RECORDS SUPPLIED:
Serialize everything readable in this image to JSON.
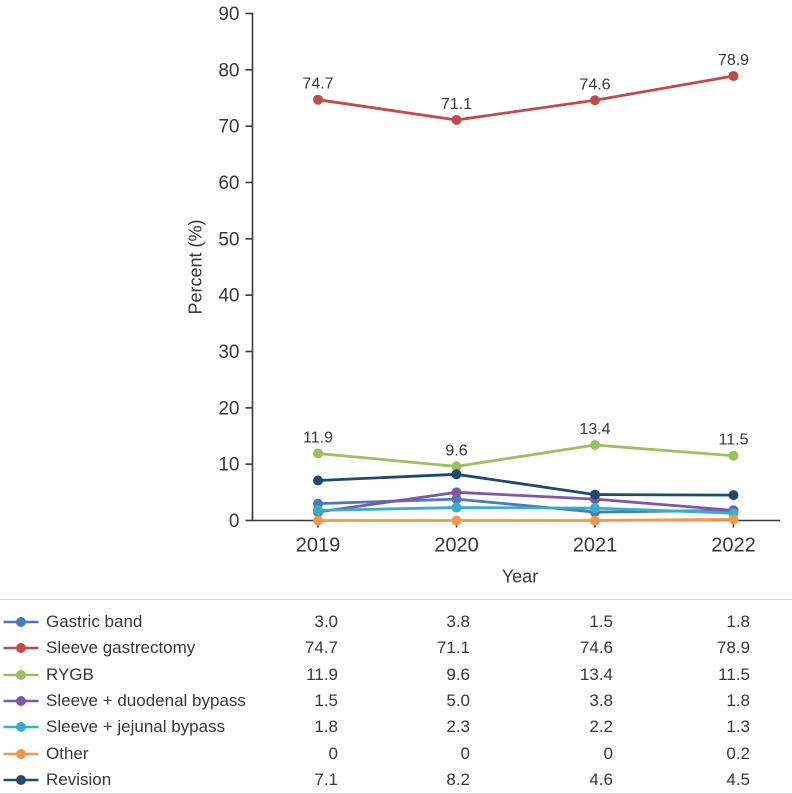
{
  "chart_data": {
    "type": "line",
    "title": "",
    "xlabel": "Year",
    "ylabel": "Percent (%)",
    "ylim": [
      0,
      90
    ],
    "ytick_step": 10,
    "ytick_labels": [
      "0",
      "10",
      "20",
      "30",
      "40",
      "50",
      "60",
      "70",
      "80",
      "90"
    ],
    "categories": [
      "2019",
      "2020",
      "2021",
      "2022"
    ],
    "grid": false,
    "legend_position": "bottom-table",
    "axis_color": "#383838",
    "series": [
      {
        "name": "Gastric band",
        "color": "#4a7bb7",
        "values": [
          3.0,
          3.8,
          1.5,
          1.8
        ],
        "display": [
          "3.0",
          "3.8",
          "1.5",
          "1.8"
        ],
        "point_labels": false
      },
      {
        "name": "Sleeve gastrectomy",
        "color": "#c04b48",
        "values": [
          74.7,
          71.1,
          74.6,
          78.9
        ],
        "display": [
          "74.7",
          "71.1",
          "74.6",
          "78.9"
        ],
        "point_labels": true
      },
      {
        "name": "RYGB",
        "color": "#9cc05c",
        "values": [
          11.9,
          9.6,
          13.4,
          11.5
        ],
        "display": [
          "11.9",
          "9.6",
          "13.4",
          "11.5"
        ],
        "point_labels": true
      },
      {
        "name": "Sleeve + duodenal bypass",
        "color": "#7e58a5",
        "values": [
          1.5,
          5.0,
          3.8,
          1.8
        ],
        "display": [
          "1.5",
          "5.0",
          "3.8",
          "1.8"
        ],
        "point_labels": false
      },
      {
        "name": "Sleeve + jejunal bypass",
        "color": "#36b0c6",
        "values": [
          1.8,
          2.3,
          2.2,
          1.3
        ],
        "display": [
          "1.8",
          "2.3",
          "2.2",
          "1.3"
        ],
        "point_labels": false
      },
      {
        "name": "Other",
        "color": "#f0994e",
        "values": [
          0,
          0,
          0,
          0.2
        ],
        "display": [
          "0",
          "0",
          "0",
          "0.2"
        ],
        "point_labels": false
      },
      {
        "name": "Revision",
        "color": "#1f4a6e",
        "values": [
          7.1,
          8.2,
          4.6,
          4.5
        ],
        "display": [
          "7.1",
          "8.2",
          "4.6",
          "4.5"
        ],
        "point_labels": false
      }
    ]
  }
}
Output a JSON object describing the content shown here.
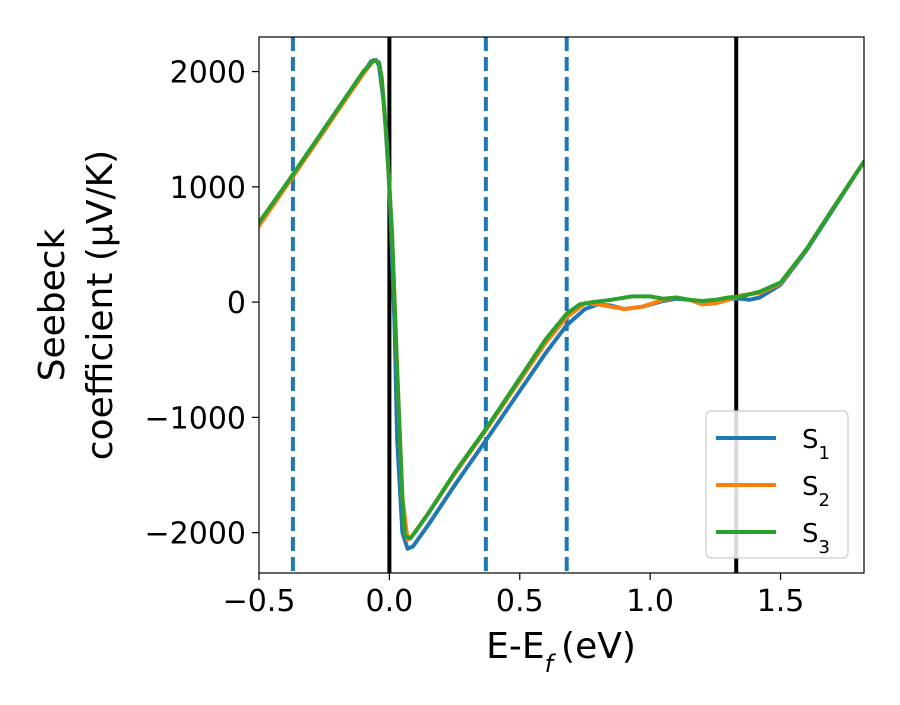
{
  "chart_data": {
    "type": "line",
    "xlabel": "E-E",
    "xlabel_sub": "f",
    "xlabel_unit": "(eV)",
    "ylabel_line1": "Seebeck",
    "ylabel_line2": "coefficient  (μV/K)",
    "xlim": [
      -0.5,
      1.82
    ],
    "ylim": [
      -2350,
      2300
    ],
    "x_ticks": [
      -0.5,
      0.0,
      0.5,
      1.0,
      1.5
    ],
    "x_tick_labels": [
      "−0.5",
      "0.0",
      "0.5",
      "1.0",
      "1.5"
    ],
    "y_ticks": [
      2000,
      1000,
      0,
      -1000,
      -2000
    ],
    "y_tick_labels": [
      "2000",
      "1000",
      "0",
      "−1000",
      "−2000"
    ],
    "grid": false,
    "legend_position": "bottom-right",
    "vlines": [
      {
        "x": -0.37,
        "style": "dashed",
        "color": "#1f77b4"
      },
      {
        "x": 0.0,
        "style": "solid",
        "color": "#000000"
      },
      {
        "x": 0.37,
        "style": "dashed",
        "color": "#1f77b4"
      },
      {
        "x": 0.68,
        "style": "dashed",
        "color": "#1f77b4"
      },
      {
        "x": 1.33,
        "style": "solid",
        "color": "#000000"
      }
    ],
    "series": [
      {
        "name": "S",
        "sub": "1",
        "color": "#1f77b4",
        "points": [
          [
            -0.5,
            680
          ],
          [
            -0.4,
            1000
          ],
          [
            -0.3,
            1330
          ],
          [
            -0.2,
            1660
          ],
          [
            -0.1,
            1990
          ],
          [
            -0.07,
            2090
          ],
          [
            -0.05,
            2100
          ],
          [
            -0.04,
            2050
          ],
          [
            -0.02,
            1700
          ],
          [
            0.0,
            1000
          ],
          [
            0.02,
            -200
          ],
          [
            0.03,
            -1200
          ],
          [
            0.05,
            -2000
          ],
          [
            0.07,
            -2140
          ],
          [
            0.09,
            -2120
          ],
          [
            0.15,
            -1930
          ],
          [
            0.25,
            -1590
          ],
          [
            0.37,
            -1200
          ],
          [
            0.5,
            -770
          ],
          [
            0.6,
            -440
          ],
          [
            0.68,
            -200
          ],
          [
            0.75,
            -60
          ],
          [
            0.8,
            -20
          ],
          [
            0.85,
            -30
          ],
          [
            0.9,
            -60
          ],
          [
            0.97,
            -40
          ],
          [
            1.05,
            10
          ],
          [
            1.1,
            30
          ],
          [
            1.15,
            20
          ],
          [
            1.2,
            0
          ],
          [
            1.25,
            10
          ],
          [
            1.3,
            30
          ],
          [
            1.35,
            30
          ],
          [
            1.38,
            20
          ],
          [
            1.42,
            40
          ],
          [
            1.5,
            150
          ],
          [
            1.6,
            450
          ],
          [
            1.7,
            800
          ],
          [
            1.82,
            1220
          ]
        ]
      },
      {
        "name": "S",
        "sub": "2",
        "color": "#ff7f0e",
        "points": [
          [
            -0.5,
            660
          ],
          [
            -0.4,
            990
          ],
          [
            -0.3,
            1320
          ],
          [
            -0.2,
            1650
          ],
          [
            -0.1,
            1980
          ],
          [
            -0.06,
            2100
          ],
          [
            -0.04,
            2080
          ],
          [
            -0.03,
            1950
          ],
          [
            -0.01,
            1400
          ],
          [
            0.01,
            600
          ],
          [
            0.03,
            -600
          ],
          [
            0.05,
            -1700
          ],
          [
            0.07,
            -2060
          ],
          [
            0.09,
            -2020
          ],
          [
            0.15,
            -1830
          ],
          [
            0.25,
            -1490
          ],
          [
            0.37,
            -1110
          ],
          [
            0.5,
            -680
          ],
          [
            0.6,
            -350
          ],
          [
            0.68,
            -130
          ],
          [
            0.75,
            -10
          ],
          [
            0.8,
            -20
          ],
          [
            0.85,
            -40
          ],
          [
            0.9,
            -60
          ],
          [
            0.97,
            -40
          ],
          [
            1.05,
            20
          ],
          [
            1.1,
            40
          ],
          [
            1.15,
            20
          ],
          [
            1.2,
            -20
          ],
          [
            1.25,
            -10
          ],
          [
            1.3,
            20
          ],
          [
            1.35,
            60
          ],
          [
            1.42,
            80
          ],
          [
            1.5,
            160
          ],
          [
            1.6,
            460
          ],
          [
            1.7,
            810
          ],
          [
            1.82,
            1220
          ]
        ]
      },
      {
        "name": "S",
        "sub": "3",
        "color": "#2ca02c",
        "points": [
          [
            -0.5,
            690
          ],
          [
            -0.4,
            1010
          ],
          [
            -0.3,
            1340
          ],
          [
            -0.2,
            1670
          ],
          [
            -0.1,
            2000
          ],
          [
            -0.06,
            2100
          ],
          [
            -0.04,
            2080
          ],
          [
            -0.03,
            1950
          ],
          [
            -0.01,
            1400
          ],
          [
            0.01,
            600
          ],
          [
            0.03,
            -600
          ],
          [
            0.05,
            -1700
          ],
          [
            0.06,
            -2030
          ],
          [
            0.08,
            -2050
          ],
          [
            0.1,
            -1990
          ],
          [
            0.15,
            -1830
          ],
          [
            0.25,
            -1480
          ],
          [
            0.37,
            -1100
          ],
          [
            0.5,
            -660
          ],
          [
            0.6,
            -320
          ],
          [
            0.68,
            -100
          ],
          [
            0.73,
            -20
          ],
          [
            0.78,
            0
          ],
          [
            0.85,
            20
          ],
          [
            0.93,
            50
          ],
          [
            1.0,
            50
          ],
          [
            1.05,
            30
          ],
          [
            1.1,
            40
          ],
          [
            1.15,
            20
          ],
          [
            1.2,
            10
          ],
          [
            1.25,
            20
          ],
          [
            1.3,
            40
          ],
          [
            1.35,
            50
          ],
          [
            1.42,
            90
          ],
          [
            1.5,
            170
          ],
          [
            1.6,
            460
          ],
          [
            1.7,
            810
          ],
          [
            1.82,
            1220
          ]
        ]
      }
    ]
  }
}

TASK STATEMENT:
Scan the material above. Copy each line that holds the word "Sleeve".

THE REPLY:
        "name": "Sleeve gastrectomy",
        "name": "Sleeve + duodenal bypass",
        "name": "Sleeve + jejunal bypass",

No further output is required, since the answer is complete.